(Dataset entries)
────────────────────────────────────────

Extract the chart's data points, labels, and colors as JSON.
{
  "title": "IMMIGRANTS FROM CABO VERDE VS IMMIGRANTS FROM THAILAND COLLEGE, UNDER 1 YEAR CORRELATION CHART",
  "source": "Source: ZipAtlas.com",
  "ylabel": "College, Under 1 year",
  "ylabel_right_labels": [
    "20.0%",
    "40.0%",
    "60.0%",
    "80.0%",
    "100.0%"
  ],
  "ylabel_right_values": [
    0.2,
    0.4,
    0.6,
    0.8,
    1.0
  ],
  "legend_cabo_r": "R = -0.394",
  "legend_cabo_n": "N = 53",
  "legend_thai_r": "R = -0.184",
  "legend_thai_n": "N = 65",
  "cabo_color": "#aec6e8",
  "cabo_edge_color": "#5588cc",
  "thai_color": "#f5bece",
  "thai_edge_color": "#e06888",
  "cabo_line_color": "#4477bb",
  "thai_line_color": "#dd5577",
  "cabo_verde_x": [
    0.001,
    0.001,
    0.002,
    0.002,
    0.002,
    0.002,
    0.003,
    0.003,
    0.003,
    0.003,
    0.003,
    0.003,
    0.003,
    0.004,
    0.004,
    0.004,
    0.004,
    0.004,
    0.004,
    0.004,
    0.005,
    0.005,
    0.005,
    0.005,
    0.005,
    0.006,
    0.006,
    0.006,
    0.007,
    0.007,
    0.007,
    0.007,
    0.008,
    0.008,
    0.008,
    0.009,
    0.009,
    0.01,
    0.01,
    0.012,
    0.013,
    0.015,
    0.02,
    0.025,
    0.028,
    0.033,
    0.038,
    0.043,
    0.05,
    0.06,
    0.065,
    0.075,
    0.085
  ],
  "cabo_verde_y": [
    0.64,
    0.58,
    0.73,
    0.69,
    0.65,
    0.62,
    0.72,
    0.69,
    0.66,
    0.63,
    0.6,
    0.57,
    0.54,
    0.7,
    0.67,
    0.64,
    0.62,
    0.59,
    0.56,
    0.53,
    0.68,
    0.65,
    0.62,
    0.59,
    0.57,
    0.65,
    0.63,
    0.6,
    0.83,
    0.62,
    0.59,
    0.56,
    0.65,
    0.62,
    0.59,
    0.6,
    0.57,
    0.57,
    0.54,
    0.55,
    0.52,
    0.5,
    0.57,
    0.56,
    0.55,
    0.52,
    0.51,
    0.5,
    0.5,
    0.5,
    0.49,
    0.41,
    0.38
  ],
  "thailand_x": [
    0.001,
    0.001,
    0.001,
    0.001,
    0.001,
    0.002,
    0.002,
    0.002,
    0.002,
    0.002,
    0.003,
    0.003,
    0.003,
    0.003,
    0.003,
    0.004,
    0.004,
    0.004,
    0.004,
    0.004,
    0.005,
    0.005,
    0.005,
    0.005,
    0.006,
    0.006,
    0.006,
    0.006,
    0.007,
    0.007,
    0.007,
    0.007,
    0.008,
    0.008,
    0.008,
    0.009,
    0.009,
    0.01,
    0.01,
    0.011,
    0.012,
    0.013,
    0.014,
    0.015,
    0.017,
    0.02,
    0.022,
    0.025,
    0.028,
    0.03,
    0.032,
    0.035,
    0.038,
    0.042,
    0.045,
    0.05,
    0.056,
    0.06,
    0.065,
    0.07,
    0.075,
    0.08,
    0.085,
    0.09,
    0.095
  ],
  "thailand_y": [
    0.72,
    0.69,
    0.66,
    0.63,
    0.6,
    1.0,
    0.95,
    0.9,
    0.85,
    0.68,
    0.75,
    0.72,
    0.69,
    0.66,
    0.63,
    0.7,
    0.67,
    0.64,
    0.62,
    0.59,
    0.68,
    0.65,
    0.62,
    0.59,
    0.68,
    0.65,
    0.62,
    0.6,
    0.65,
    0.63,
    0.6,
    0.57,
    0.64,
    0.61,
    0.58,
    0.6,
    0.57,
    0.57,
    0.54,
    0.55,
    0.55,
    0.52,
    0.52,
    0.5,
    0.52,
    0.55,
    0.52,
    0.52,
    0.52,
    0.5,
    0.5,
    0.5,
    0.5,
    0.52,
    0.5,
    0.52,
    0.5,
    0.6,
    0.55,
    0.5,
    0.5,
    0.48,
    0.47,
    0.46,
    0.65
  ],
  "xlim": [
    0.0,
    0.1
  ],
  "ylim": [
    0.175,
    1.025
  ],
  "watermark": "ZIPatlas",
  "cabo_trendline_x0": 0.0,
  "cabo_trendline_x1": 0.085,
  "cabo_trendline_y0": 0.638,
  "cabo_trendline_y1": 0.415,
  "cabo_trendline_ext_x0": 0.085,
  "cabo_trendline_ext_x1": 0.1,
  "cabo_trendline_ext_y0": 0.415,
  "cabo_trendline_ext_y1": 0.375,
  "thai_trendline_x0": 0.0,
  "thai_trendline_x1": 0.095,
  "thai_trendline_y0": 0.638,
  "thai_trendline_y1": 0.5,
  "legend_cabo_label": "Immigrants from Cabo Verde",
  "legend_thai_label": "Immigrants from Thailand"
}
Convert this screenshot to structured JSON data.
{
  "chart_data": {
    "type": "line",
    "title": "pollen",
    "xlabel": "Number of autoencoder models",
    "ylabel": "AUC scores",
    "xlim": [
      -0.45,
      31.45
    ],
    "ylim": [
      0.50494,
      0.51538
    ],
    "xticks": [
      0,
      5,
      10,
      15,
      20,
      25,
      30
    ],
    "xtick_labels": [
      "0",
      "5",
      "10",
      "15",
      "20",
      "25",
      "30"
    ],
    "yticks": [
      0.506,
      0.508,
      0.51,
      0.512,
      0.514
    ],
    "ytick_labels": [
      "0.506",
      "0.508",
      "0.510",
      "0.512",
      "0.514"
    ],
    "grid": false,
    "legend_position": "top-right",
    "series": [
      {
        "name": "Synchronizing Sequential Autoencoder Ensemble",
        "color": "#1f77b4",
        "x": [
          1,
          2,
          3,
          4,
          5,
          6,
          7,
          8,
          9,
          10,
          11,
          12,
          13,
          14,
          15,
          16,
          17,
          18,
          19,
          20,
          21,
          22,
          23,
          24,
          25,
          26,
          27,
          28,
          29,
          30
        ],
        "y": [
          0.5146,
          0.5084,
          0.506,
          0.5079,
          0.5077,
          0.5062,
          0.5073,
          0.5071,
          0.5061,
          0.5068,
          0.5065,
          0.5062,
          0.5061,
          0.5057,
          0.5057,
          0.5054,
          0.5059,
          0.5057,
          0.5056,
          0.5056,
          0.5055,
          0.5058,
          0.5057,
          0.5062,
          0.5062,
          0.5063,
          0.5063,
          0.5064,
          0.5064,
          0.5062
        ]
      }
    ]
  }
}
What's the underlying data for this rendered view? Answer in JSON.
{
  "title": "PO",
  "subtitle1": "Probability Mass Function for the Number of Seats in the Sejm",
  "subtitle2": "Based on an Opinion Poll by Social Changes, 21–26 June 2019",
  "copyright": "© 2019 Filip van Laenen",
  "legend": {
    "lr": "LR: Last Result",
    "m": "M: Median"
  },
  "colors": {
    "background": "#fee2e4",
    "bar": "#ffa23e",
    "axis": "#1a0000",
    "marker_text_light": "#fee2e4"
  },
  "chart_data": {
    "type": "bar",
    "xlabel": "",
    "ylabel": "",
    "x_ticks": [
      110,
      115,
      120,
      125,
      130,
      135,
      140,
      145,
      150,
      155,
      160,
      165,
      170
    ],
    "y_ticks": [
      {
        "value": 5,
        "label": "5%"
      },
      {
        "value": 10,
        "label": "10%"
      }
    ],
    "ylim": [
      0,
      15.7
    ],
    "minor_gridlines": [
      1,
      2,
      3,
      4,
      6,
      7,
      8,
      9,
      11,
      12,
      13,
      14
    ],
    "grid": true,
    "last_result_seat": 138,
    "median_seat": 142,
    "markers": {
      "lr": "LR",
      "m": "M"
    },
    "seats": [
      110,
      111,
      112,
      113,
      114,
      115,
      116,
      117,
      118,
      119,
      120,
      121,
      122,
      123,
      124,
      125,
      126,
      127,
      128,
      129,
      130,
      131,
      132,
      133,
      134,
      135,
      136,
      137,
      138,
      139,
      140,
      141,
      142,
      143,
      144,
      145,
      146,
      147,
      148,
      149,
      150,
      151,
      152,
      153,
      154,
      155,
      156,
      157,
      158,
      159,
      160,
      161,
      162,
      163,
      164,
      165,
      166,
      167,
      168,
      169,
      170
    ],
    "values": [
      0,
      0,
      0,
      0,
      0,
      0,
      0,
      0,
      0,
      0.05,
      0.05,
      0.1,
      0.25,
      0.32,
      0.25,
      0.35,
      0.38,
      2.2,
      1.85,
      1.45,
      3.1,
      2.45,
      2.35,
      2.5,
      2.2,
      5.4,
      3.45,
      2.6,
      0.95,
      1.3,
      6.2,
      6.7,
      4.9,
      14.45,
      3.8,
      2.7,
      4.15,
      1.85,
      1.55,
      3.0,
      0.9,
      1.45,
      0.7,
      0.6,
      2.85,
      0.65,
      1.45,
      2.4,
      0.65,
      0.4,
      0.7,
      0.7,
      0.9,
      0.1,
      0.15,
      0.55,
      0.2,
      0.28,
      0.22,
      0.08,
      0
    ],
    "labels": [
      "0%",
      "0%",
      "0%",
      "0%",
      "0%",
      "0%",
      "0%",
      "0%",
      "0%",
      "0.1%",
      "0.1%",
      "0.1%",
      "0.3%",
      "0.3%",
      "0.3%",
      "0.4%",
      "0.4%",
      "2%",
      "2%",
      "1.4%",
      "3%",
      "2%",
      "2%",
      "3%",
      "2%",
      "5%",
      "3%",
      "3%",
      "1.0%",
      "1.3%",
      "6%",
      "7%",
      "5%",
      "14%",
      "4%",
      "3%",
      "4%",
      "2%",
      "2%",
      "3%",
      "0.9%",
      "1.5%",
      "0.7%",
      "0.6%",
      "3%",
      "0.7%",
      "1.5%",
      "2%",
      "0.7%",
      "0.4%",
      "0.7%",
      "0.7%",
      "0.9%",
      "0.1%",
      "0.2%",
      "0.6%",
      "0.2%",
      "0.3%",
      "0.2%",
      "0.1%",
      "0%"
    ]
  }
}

────────────────────────────────────────

• **EXERCISE**
In how many lines of the data does the string "colors" appear? Give only the number.

• **SOLUTION TO THE EXERCISE**
2